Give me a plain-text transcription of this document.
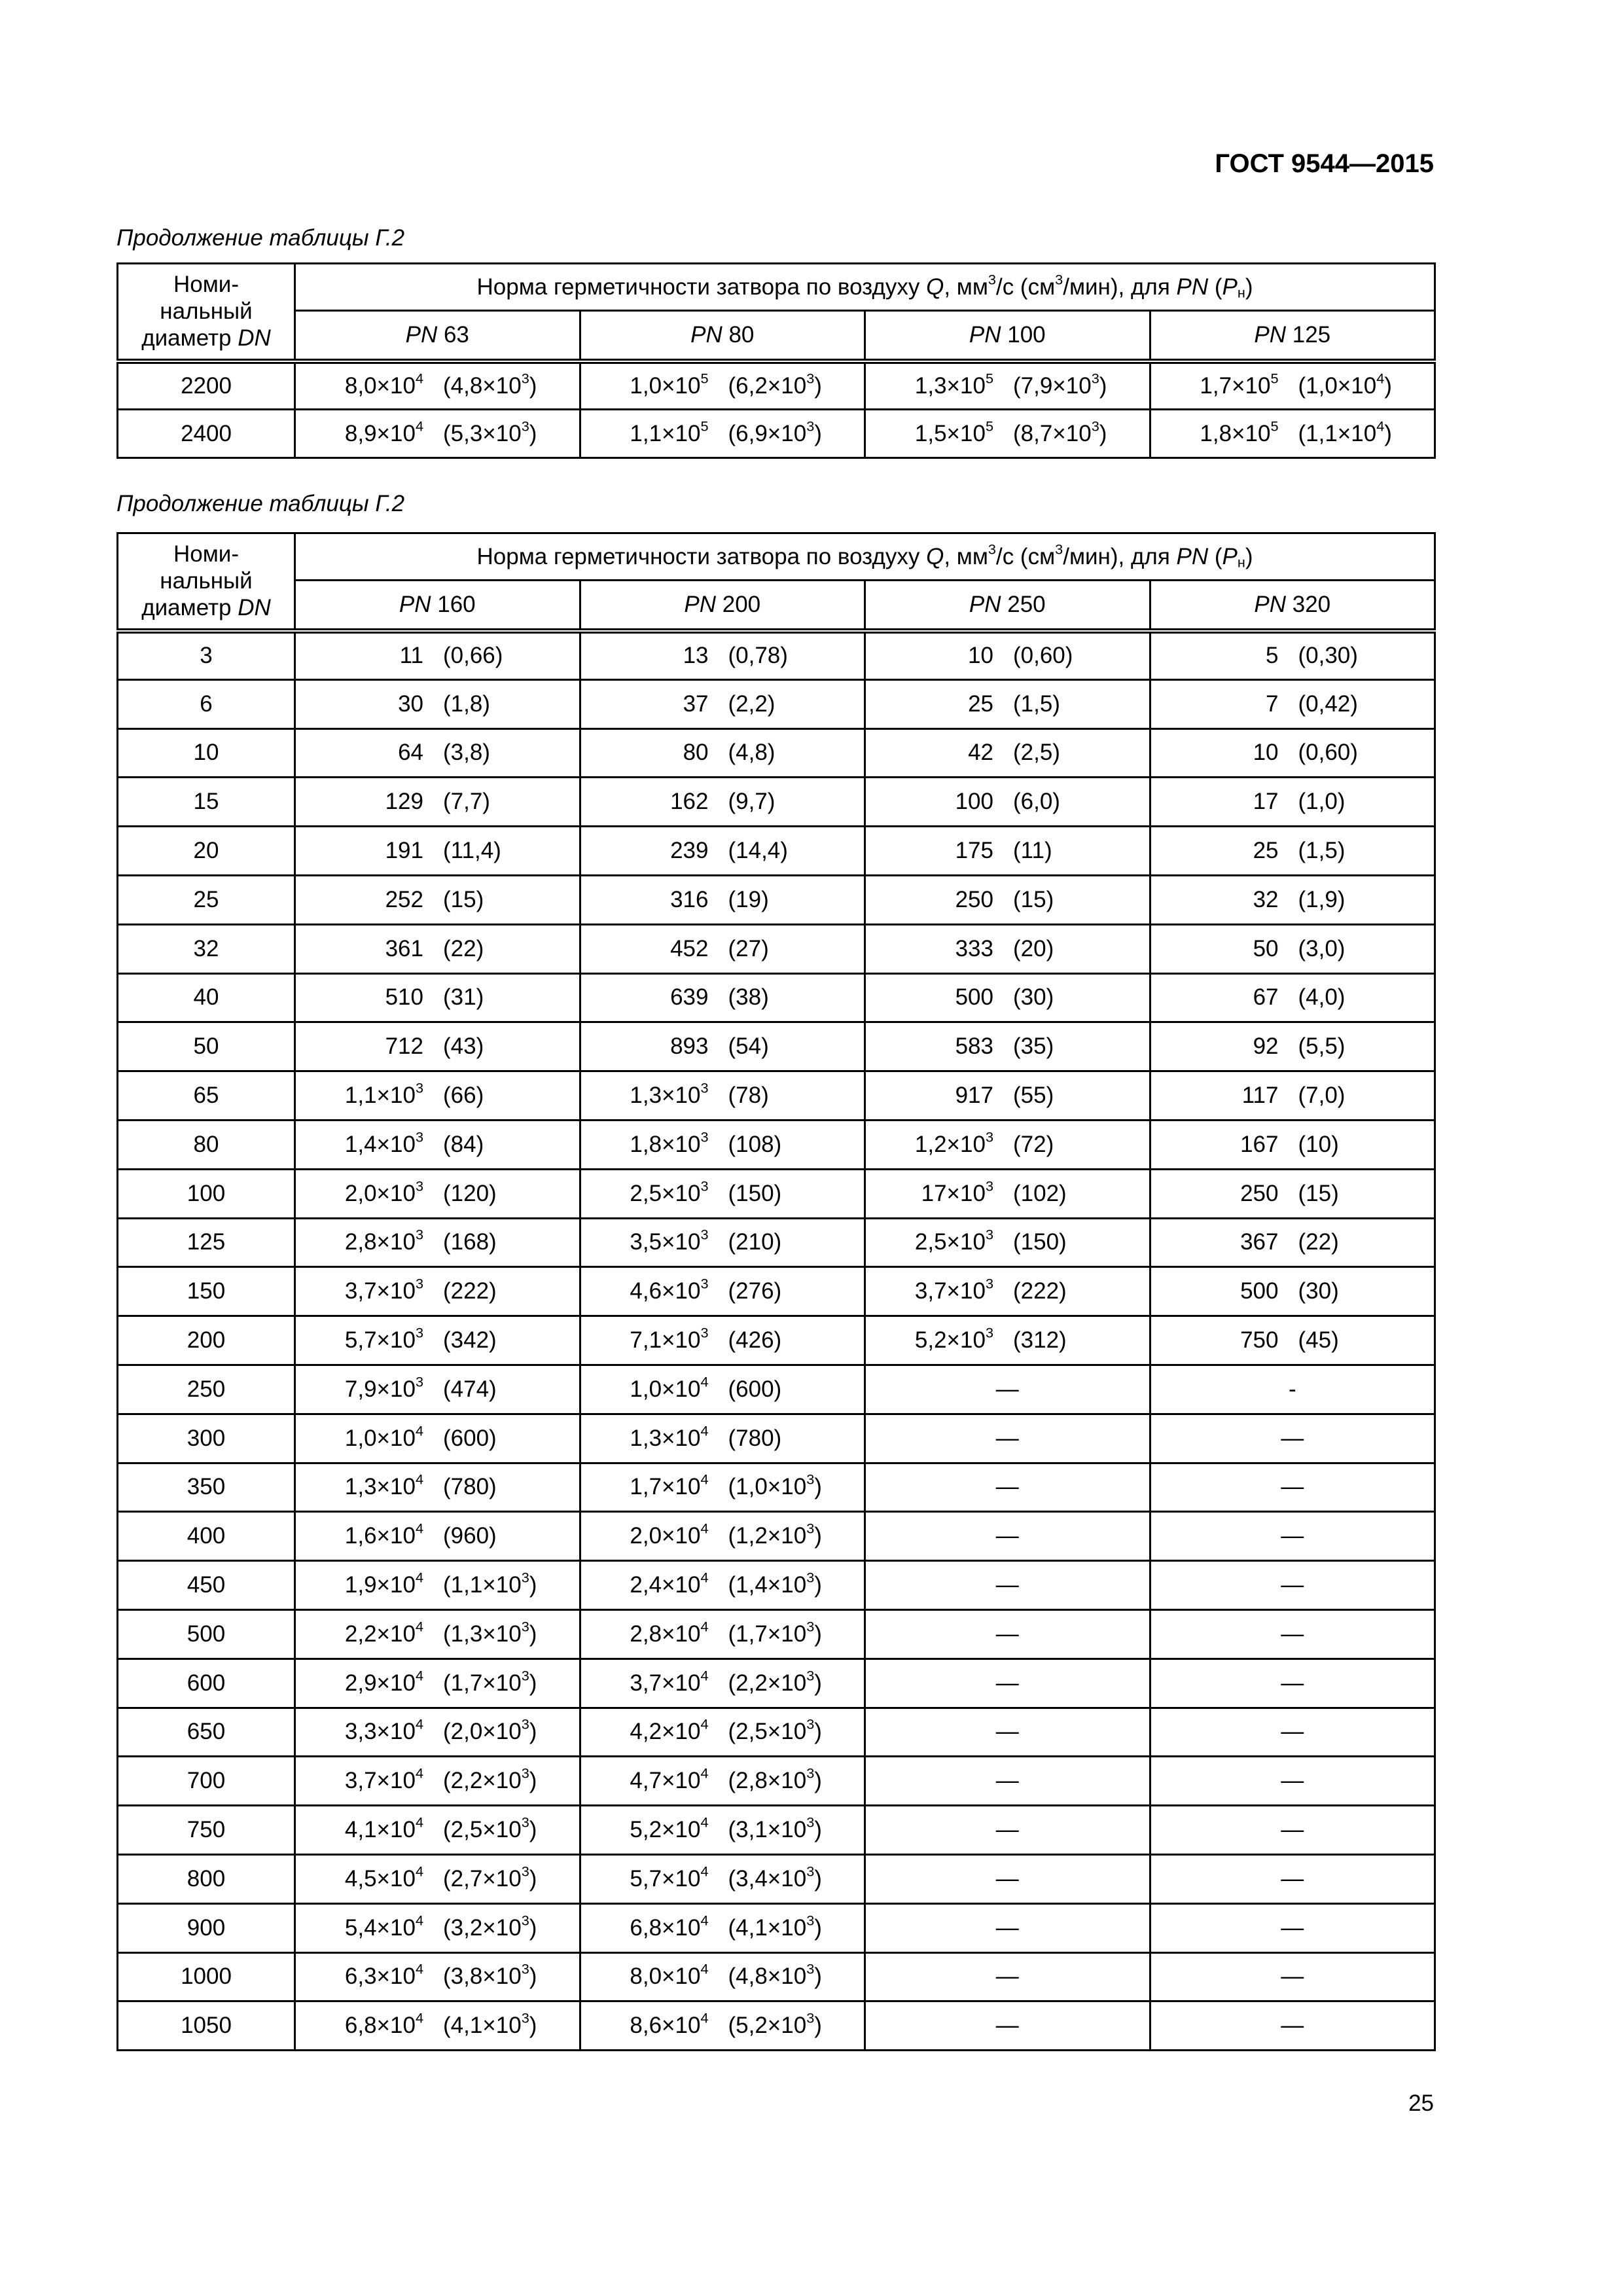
ГОСТ 9544—2015
Продолжение таблицы Г.2
Номи-
нальный
диаметр DN	Норма герметичности затвора по воздуху Q, $мм^3/с$ $(см^3/мин)$, для PN $(P_н)$			
	PN 63	PN 80	PN 100	PN 125
2200	$8,0\times 10^4$ $(4,8\times 10^3)$	$1,0\times 10^5$ $(6,2\times 10^3)$	$1,3\times 10^5$ $(7,9\times 10^3)$	$1,7\times 10^5$ $(1,0\times 10^4)$

2400	$8,9\times 10^4$ $(5,3\times 10^3)$	$1,1\times 10^5$ $(6,9\times 10^3)$	$1,5\times 10^5$ $(8,7\times 10^3)$	$1,8\times 10^5$ $(1,1\times 10^4)$
Продолжение таблицы Г.2
Номи-
нальный
диаметр DN	Норма герметичности затвора по воздуху Q, $мм^3/с$ $(см^3/мин)$, для PN $(P_н)$			
	PN 160	PN 200	PN 250	PN 320
3	11 (0,66)	13 (0,78)	10 (0,60)	5 (0,30)

6	30 (1,8)	37 (2,2)	25 (1,5)	7 (0,42)

10	64 (3,8)	80 (4,8)	42 (2,5)	10 (0,60)

15	129 (7,7)	162 (9,7)	100 (6,0)	17 (1,0)

20	191 (11,4)	239 (14,4)	175 (11)	25 (1,5)

25	252 (15)	316 (19)	250 (15)	32 (1,9)

32	361 (22)	452 (27)	333 (20)	50 (3,0)

40	510 (31)	639 (38)	500 (30)	67 (4,0)

50	712 (43)	893 (54)	583 (35)	92 (5,5)

65	$1,1\times 10^3$ (66)	$1,3\times 10^3$ (78)	917 (55)	117 (7,0)

80	$1,4\times 10^3$ (84)	$1,8\times 10^3$ (108)	$1,2\times 10^3$ (72)	167 (10)

100	$2,0\times 10^3$ (120)	$2,5\times 10^3$ (150)	$17\times 10^3$ (102)	250 (15)

125	$2,8\times 10^3$ (168)	$3,5\times 10^3$ (210)	$2,5\times 10^3$ (150)	367 (22)

150	$3,7\times 10^3$ (222)	$4,6\times 10^3$ (276)	$3,7\times 10^3$ (222)	500 (30)

200	$5,7\times 10^3$ (342)	$7,1\times 10^3$ (426)	$5,2\times 10^3$ (312)	750 (45)

250	$7,9\times 10^3$ (474)	$1,0\times 10^4$ (600)	—	-

300	$1,0\times 10^4$ (600)	$1,3\times 10^4$ (780)	—	—

350	$1,3\times 10^4$ (780)	$1,7\times 10^4$ $(1,0\times 10^3)$	—	—

400	$1,6\times 10^4$ (960)	$2,0\times 10^4$ $(1,2\times 10^3)$	—	—

450	$1,9\times 10^4$ $(1,1\times 10^3)$	$2,4\times 10^4$ $(1,4\times 10^3)$	—	—

500	$2,2\times 10^4$ $(1,3\times 10^3)$	$2,8\times 10^4$ $(1,7\times 10^3)$	—	—

600	$2,9\times 10^4$ $(1,7\times 10^3)$	$3,7\times 10^4$ $(2,2\times 10^3)$	—	—

650	$3,3\times 10^4$ $(2,0\times 10^3)$	$4,2\times 10^4$ $(2,5\times 10^3)$	—	—

700	$3,7\times 10^4$ $(2,2\times 10^3)$	$4,7\times 10^4$ $(2,8\times 10^3)$	—	—

750	$4,1\times 10^4$ $(2,5\times 10^3)$	$5,2\times 10^4$ $(3,1\times 10^3)$	—	—

800	$4,5\times 10^4$ $(2,7\times 10^3)$	$5,7\times 10^4$ $(3,4\times 10^3)$	—	—

900	$5,4\times 10^4$ $(3,2\times 10^3)$	$6,8\times 10^4$ $(4,1\times 10^3)$	—	—

1000	$6,3\times 10^4$ $(3,8\times 10^3)$	$8,0\times 10^4$ $(4,8\times 10^3)$	—	—

1050	$6,8\times 10^4$ $(4,1\times 10^3)$	$8,6\times 10^4$ $(5,2\times 10^3)$	—	—
25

________________________

## Your goal
Transcribe all of the material exactly, leaving out whatever pictures it contains.

## Task output
Give me a plain-text transcription of this document.
ГОСТ 9544—2015
Продолжение таблицы Г.2
Номи-
нальный
диаметр DN	Норма герметичности затвора по воздуху Q, $мм^3/с$ $(см^3/мин)$, для PN $(P_н)$			
	PN 63	PN 80	PN 100	PN 125
2200	$8,0\times 10^4$ $(4,8\times 10^3)$	$1,0\times 10^5$ $(6,2\times 10^3)$	$1,3\times 10^5$ $(7,9\times 10^3)$	$1,7\times 10^5$ $(1,0\times 10^4)$

2400	$8,9\times 10^4$ $(5,3\times 10^3)$	$1,1\times 10^5$ $(6,9\times 10^3)$	$1,5\times 10^5$ $(8,7\times 10^3)$	$1,8\times 10^5$ $(1,1\times 10^4)$
Продолжение таблицы Г.2
Номи-
нальный
диаметр DN	Норма герметичности затвора по воздуху Q, $мм^3/с$ $(см^3/мин)$, для PN $(P_н)$			
	PN 160	PN 200	PN 250	PN 320
3	11 (0,66)	13 (0,78)	10 (0,60)	5 (0,30)

6	30 (1,8)	37 (2,2)	25 (1,5)	7 (0,42)

10	64 (3,8)	80 (4,8)	42 (2,5)	10 (0,60)

15	129 (7,7)	162 (9,7)	100 (6,0)	17 (1,0)

20	191 (11,4)	239 (14,4)	175 (11)	25 (1,5)

25	252 (15)	316 (19)	250 (15)	32 (1,9)

32	361 (22)	452 (27)	333 (20)	50 (3,0)

40	510 (31)	639 (38)	500 (30)	67 (4,0)

50	712 (43)	893 (54)	583 (35)	92 (5,5)

65	$1,1\times 10^3$ (66)	$1,3\times 10^3$ (78)	917 (55)	117 (7,0)

80	$1,4\times 10^3$ (84)	$1,8\times 10^3$ (108)	$1,2\times 10^3$ (72)	167 (10)

100	$2,0\times 10^3$ (120)	$2,5\times 10^3$ (150)	$17\times 10^3$ (102)	250 (15)

125	$2,8\times 10^3$ (168)	$3,5\times 10^3$ (210)	$2,5\times 10^3$ (150)	367 (22)

150	$3,7\times 10^3$ (222)	$4,6\times 10^3$ (276)	$3,7\times 10^3$ (222)	500 (30)

200	$5,7\times 10^3$ (342)	$7,1\times 10^3$ (426)	$5,2\times 10^3$ (312)	750 (45)

250	$7,9\times 10^3$ (474)	$1,0\times 10^4$ (600)	—	-

300	$1,0\times 10^4$ (600)	$1,3\times 10^4$ (780)	—	—

350	$1,3\times 10^4$ (780)	$1,7\times 10^4$ $(1,0\times 10^3)$	—	—

400	$1,6\times 10^4$ (960)	$2,0\times 10^4$ $(1,2\times 10^3)$	—	—

450	$1,9\times 10^4$ $(1,1\times 10^3)$	$2,4\times 10^4$ $(1,4\times 10^3)$	—	—

500	$2,2\times 10^4$ $(1,3\times 10^3)$	$2,8\times 10^4$ $(1,7\times 10^3)$	—	—

600	$2,9\times 10^4$ $(1,7\times 10^3)$	$3,7\times 10^4$ $(2,2\times 10^3)$	—	—

650	$3,3\times 10^4$ $(2,0\times 10^3)$	$4,2\times 10^4$ $(2,5\times 10^3)$	—	—

700	$3,7\times 10^4$ $(2,2\times 10^3)$	$4,7\times 10^4$ $(2,8\times 10^3)$	—	—

750	$4,1\times 10^4$ $(2,5\times 10^3)$	$5,2\times 10^4$ $(3,1\times 10^3)$	—	—

800	$4,5\times 10^4$ $(2,7\times 10^3)$	$5,7\times 10^4$ $(3,4\times 10^3)$	—	—

900	$5,4\times 10^4$ $(3,2\times 10^3)$	$6,8\times 10^4$ $(4,1\times 10^3)$	—	—

1000	$6,3\times 10^4$ $(3,8\times 10^3)$	$8,0\times 10^4$ $(4,8\times 10^3)$	—	—

1050	$6,8\times 10^4$ $(4,1\times 10^3)$	$8,6\times 10^4$ $(5,2\times 10^3)$	—	—
25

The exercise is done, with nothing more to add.